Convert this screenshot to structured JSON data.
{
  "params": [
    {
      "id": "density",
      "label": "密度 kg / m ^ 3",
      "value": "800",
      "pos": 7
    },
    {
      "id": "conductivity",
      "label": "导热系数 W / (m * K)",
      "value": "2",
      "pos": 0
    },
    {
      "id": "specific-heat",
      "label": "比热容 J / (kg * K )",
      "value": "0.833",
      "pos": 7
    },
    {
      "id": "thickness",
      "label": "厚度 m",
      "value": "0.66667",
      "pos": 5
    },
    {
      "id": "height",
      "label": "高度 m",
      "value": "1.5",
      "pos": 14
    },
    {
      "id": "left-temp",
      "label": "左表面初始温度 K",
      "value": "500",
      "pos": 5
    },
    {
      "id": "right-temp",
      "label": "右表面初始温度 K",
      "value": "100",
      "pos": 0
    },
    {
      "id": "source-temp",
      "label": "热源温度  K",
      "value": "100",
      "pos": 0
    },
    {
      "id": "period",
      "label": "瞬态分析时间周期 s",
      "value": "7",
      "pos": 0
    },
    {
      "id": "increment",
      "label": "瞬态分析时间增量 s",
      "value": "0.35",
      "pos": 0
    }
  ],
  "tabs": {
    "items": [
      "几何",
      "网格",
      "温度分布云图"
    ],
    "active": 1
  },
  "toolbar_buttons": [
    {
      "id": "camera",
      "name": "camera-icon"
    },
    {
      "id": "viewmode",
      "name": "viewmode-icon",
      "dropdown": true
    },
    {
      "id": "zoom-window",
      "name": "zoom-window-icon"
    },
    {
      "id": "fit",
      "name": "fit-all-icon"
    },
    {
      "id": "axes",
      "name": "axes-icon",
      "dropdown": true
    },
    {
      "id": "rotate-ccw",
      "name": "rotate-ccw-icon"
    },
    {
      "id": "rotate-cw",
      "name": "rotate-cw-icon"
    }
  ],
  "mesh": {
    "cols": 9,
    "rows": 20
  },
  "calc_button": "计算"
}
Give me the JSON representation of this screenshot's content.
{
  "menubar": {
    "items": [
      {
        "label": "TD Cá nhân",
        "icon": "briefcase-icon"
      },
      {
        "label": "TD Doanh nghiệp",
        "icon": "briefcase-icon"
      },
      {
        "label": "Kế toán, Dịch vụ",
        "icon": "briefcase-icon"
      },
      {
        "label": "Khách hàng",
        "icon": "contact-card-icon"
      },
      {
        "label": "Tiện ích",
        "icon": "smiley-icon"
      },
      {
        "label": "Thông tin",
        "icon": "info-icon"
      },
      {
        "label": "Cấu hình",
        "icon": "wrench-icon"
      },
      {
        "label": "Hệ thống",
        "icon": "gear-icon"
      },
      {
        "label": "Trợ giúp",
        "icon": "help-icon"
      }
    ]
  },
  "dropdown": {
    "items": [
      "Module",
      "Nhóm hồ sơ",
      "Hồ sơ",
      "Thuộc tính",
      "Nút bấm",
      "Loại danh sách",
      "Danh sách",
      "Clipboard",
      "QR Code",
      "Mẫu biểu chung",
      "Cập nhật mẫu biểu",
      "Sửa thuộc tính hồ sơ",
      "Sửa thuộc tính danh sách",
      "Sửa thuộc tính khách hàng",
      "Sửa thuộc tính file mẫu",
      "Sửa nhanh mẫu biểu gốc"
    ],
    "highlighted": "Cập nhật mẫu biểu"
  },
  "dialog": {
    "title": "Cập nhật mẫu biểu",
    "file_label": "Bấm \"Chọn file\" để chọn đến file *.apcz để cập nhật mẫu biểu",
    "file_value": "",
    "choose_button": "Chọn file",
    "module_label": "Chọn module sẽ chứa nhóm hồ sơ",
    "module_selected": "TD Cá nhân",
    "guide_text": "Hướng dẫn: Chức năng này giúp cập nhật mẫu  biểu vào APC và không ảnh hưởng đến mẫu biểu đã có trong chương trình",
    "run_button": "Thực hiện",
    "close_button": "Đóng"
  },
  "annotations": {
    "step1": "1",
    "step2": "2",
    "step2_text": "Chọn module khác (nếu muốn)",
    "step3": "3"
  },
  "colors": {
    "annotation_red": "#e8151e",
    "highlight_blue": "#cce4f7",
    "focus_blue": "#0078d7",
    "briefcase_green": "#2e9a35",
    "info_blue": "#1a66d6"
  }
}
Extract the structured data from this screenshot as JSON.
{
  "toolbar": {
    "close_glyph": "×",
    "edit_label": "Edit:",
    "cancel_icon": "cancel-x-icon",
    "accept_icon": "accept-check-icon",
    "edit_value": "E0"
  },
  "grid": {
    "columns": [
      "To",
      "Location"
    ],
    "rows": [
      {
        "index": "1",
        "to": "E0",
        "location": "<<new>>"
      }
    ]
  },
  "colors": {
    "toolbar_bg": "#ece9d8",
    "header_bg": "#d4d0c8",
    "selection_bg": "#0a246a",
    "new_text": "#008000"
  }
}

:::::

Your task is to reproduce all of the records exactly.

**Correct answer:**
Convert this screenshot to structured JSON data.
{
  "params": [
    {
      "id": "density",
      "label": "密度 kg / m ^ 3",
      "value": "800",
      "pos": 7
    },
    {
      "id": "conductivity",
      "label": "导热系数 W / (m * K)",
      "value": "2",
      "pos": 0
    },
    {
      "id": "specific-heat",
      "label": "比热容 J / (kg * K )",
      "value": "0.833",
      "pos": 7
    },
    {
      "id": "thickness",
      "label": "厚度 m",
      "value": "0.66667",
      "pos": 5
    },
    {
      "id": "height",
      "label": "高度 m",
      "value": "1.5",
      "pos": 14
    },
    {
      "id": "left-temp",
      "label": "左表面初始温度 K",
      "value": "500",
      "pos": 5
    },
    {
      "id": "right-temp",
      "label": "右表面初始温度 K",
      "value": "100",
      "pos": 0
    },
    {
      "id": "source-temp",
      "label": "热源温度  K",
      "value": "100",
      "pos": 0
    },
    {
      "id": "period",
      "label": "瞬态分析时间周期 s",
      "value": "7",
      "pos": 0
    },
    {
      "id": "increment",
      "label": "瞬态分析时间增量 s",
      "value": "0.35",
      "pos": 0
    }
  ],
  "tabs": {
    "items": [
      "几何",
      "网格",
      "温度分布云图"
    ],
    "active": 1
  },
  "toolbar_buttons": [
    {
      "id": "camera",
      "name": "camera-icon"
    },
    {
      "id": "viewmode",
      "name": "viewmode-icon",
      "dropdown": true
    },
    {
      "id": "zoom-window",
      "name": "zoom-window-icon"
    },
    {
      "id": "fit",
      "name": "fit-all-icon"
    },
    {
      "id": "axes",
      "name": "axes-icon",
      "dropdown": true
    },
    {
      "id": "rotate-ccw",
      "name": "rotate-ccw-icon"
    },
    {
      "id": "rotate-cw",
      "name": "rotate-cw-icon"
    }
  ],
  "mesh": {
    "cols": 9,
    "rows": 20
  },
  "calc_button": "计算"
}
Give me the JSON representation of this screenshot's content.
{
  "menubar": {
    "items": [
      {
        "label": "TD Cá nhân",
        "icon": "briefcase-icon"
      },
      {
        "label": "TD Doanh nghiệp",
        "icon": "briefcase-icon"
      },
      {
        "label": "Kế toán, Dịch vụ",
        "icon": "briefcase-icon"
      },
      {
        "label": "Khách hàng",
        "icon": "contact-card-icon"
      },
      {
        "label": "Tiện ích",
        "icon": "smiley-icon"
      },
      {
        "label": "Thông tin",
        "icon": "info-icon"
      },
      {
        "label": "Cấu hình",
        "icon": "wrench-icon"
      },
      {
        "label": "Hệ thống",
        "icon": "gear-icon"
      },
      {
        "label": "Trợ giúp",
        "icon": "help-icon"
      }
    ]
  },
  "dropdown": {
    "items": [
      "Module",
      "Nhóm hồ sơ",
      "Hồ sơ",
      "Thuộc tính",
      "Nút bấm",
      "Loại danh sách",
      "Danh sách",
      "Clipboard",
      "QR Code",
      "Mẫu biểu chung",
      "Cập nhật mẫu biểu",
      "Sửa thuộc tính hồ sơ",
      "Sửa thuộc tính danh sách",
      "Sửa thuộc tính khách hàng",
      "Sửa thuộc tính file mẫu",
      "Sửa nhanh mẫu biểu gốc"
    ],
    "highlighted": "Cập nhật mẫu biểu"
  },
  "dialog": {
    "title": "Cập nhật mẫu biểu",
    "file_label": "Bấm \"Chọn file\" để chọn đến file *.apcz để cập nhật mẫu biểu",
    "file_value": "",
    "choose_button": "Chọn file",
    "module_label": "Chọn module sẽ chứa nhóm hồ sơ",
    "module_selected": "TD Cá nhân",
    "guide_text": "Hướng dẫn: Chức năng này giúp cập nhật mẫu  biểu vào APC và không ảnh hưởng đến mẫu biểu đã có trong chương trình",
    "run_button": "Thực hiện",
    "close_button": "Đóng"
  },
  "annotations": {
    "step1": "1",
    "step2": "2",
    "step2_text": "Chọn module khác (nếu muốn)",
    "step3": "3"
  },
  "colors": {
    "annotation_red": "#e8151e",
    "highlight_blue": "#cce4f7",
    "focus_blue": "#0078d7",
    "briefcase_green": "#2e9a35",
    "info_blue": "#1a66d6"
  }
}
Extract the structured data from this screenshot as JSON.
{
  "toolbar": {
    "close_glyph": "×",
    "edit_label": "Edit:",
    "cancel_icon": "cancel-x-icon",
    "accept_icon": "accept-check-icon",
    "edit_value": "E0"
  },
  "grid": {
    "columns": [
      "To",
      "Location"
    ],
    "rows": [
      {
        "index": "1",
        "to": "E0",
        "location": "<<new>>"
      }
    ]
  },
  "colors": {
    "toolbar_bg": "#ece9d8",
    "header_bg": "#d4d0c8",
    "selection_bg": "#0a246a",
    "new_text": "#008000"
  }
}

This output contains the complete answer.